## [What this task involves]
Copy out every line of the records below with no changes.

--- Begin ---

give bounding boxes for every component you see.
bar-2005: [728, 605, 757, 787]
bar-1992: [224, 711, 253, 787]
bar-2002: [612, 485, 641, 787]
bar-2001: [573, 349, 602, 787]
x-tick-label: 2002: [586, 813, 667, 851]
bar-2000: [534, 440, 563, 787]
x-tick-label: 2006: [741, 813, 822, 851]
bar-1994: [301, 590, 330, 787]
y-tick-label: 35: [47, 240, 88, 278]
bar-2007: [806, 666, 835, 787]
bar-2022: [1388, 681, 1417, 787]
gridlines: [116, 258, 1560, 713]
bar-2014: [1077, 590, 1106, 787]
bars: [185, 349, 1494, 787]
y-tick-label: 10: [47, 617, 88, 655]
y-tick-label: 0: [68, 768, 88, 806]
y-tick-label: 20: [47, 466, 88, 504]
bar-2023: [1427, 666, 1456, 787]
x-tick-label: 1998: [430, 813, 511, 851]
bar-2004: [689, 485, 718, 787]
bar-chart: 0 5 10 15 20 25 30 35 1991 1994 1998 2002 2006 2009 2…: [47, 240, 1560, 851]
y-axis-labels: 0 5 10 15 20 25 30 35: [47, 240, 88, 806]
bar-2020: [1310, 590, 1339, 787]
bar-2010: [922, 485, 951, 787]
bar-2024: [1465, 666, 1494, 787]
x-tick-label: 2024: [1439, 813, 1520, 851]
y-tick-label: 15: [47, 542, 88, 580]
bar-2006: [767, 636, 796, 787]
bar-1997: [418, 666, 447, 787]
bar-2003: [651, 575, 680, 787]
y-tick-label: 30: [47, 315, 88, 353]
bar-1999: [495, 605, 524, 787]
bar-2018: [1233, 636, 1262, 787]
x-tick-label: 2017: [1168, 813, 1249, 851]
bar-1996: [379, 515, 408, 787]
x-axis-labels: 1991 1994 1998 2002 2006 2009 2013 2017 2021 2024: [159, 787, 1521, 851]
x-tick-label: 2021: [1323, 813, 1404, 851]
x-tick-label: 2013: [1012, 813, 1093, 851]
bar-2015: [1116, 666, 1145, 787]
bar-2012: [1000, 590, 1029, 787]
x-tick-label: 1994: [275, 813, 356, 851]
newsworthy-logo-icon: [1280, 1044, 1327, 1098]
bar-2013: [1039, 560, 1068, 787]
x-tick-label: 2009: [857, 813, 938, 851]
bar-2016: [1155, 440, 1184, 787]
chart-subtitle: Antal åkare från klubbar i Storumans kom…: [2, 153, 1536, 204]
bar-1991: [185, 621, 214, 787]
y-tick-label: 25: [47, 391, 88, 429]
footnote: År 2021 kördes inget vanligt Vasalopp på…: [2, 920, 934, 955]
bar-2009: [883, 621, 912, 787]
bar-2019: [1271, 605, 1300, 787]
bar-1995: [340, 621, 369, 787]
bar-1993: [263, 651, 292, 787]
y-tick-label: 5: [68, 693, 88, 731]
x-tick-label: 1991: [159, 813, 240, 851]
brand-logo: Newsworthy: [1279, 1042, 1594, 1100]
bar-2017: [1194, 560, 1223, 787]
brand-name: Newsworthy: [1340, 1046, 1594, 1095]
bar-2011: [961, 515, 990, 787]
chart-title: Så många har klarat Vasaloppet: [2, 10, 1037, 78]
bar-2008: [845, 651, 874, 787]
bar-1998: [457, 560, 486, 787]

--- End ---

## [Problem solution]
give bounding boxes for every component you see.
bar-2005: [728, 605, 757, 787]
bar-1992: [224, 711, 253, 787]
bar-2002: [612, 485, 641, 787]
bar-2001: [573, 349, 602, 787]
x-tick-label: 2002: [586, 813, 667, 851]
bar-2000: [534, 440, 563, 787]
x-tick-label: 2006: [741, 813, 822, 851]
bar-1994: [301, 590, 330, 787]
y-tick-label: 35: [47, 240, 88, 278]
bar-2007: [806, 666, 835, 787]
bar-2022: [1388, 681, 1417, 787]
gridlines: [116, 258, 1560, 713]
bar-2014: [1077, 590, 1106, 787]
bars: [185, 349, 1494, 787]
y-tick-label: 10: [47, 617, 88, 655]
y-tick-label: 0: [68, 768, 88, 806]
y-tick-label: 20: [47, 466, 88, 504]
bar-2023: [1427, 666, 1456, 787]
x-tick-label: 1998: [430, 813, 511, 851]
bar-2004: [689, 485, 718, 787]
bar-chart: 0 5 10 15 20 25 30 35 1991 1994 1998 2002 2006 2009 2…: [47, 240, 1560, 851]
y-axis-labels: 0 5 10 15 20 25 30 35: [47, 240, 88, 806]
bar-2020: [1310, 590, 1339, 787]
bar-2010: [922, 485, 951, 787]
bar-2024: [1465, 666, 1494, 787]
x-tick-label: 2024: [1439, 813, 1520, 851]
y-tick-label: 15: [47, 542, 88, 580]
bar-2006: [767, 636, 796, 787]
bar-1997: [418, 666, 447, 787]
bar-2003: [651, 575, 680, 787]
y-tick-label: 30: [47, 315, 88, 353]
bar-1999: [495, 605, 524, 787]
bar-2018: [1233, 636, 1262, 787]
x-tick-label: 2017: [1168, 813, 1249, 851]
bar-1996: [379, 515, 408, 787]
x-axis-labels: 1991 1994 1998 2002 2006 2009 2013 2017 2021 2024: [159, 787, 1521, 851]
x-tick-label: 2021: [1323, 813, 1404, 851]
x-tick-label: 2013: [1012, 813, 1093, 851]
bar-2015: [1116, 666, 1145, 787]
bar-2012: [1000, 590, 1029, 787]
x-tick-label: 1994: [275, 813, 356, 851]
newsworthy-logo-icon: [1280, 1044, 1327, 1098]
bar-2013: [1039, 560, 1068, 787]
x-tick-label: 2009: [857, 813, 938, 851]
bar-2016: [1155, 440, 1184, 787]
chart-subtitle: Antal åkare från klubbar i Storumans kom…: [2, 153, 1536, 204]
bar-1991: [185, 621, 214, 787]
y-tick-label: 25: [47, 391, 88, 429]
footnote: År 2021 kördes inget vanligt Vasalopp på…: [2, 920, 934, 955]
bar-2009: [883, 621, 912, 787]
bar-2019: [1271, 605, 1300, 787]
bar-1995: [340, 621, 369, 787]
bar-1993: [263, 651, 292, 787]
y-tick-label: 5: [68, 693, 88, 731]
x-tick-label: 1991: [159, 813, 240, 851]
brand-logo: Newsworthy: [1279, 1042, 1594, 1100]
bar-2017: [1194, 560, 1223, 787]
brand-name: Newsworthy: [1340, 1046, 1594, 1095]
bar-2011: [961, 515, 990, 787]
chart-title: Så många har klarat Vasaloppet: [2, 10, 1037, 78]
bar-2008: [845, 651, 874, 787]
bar-1998: [457, 560, 486, 787]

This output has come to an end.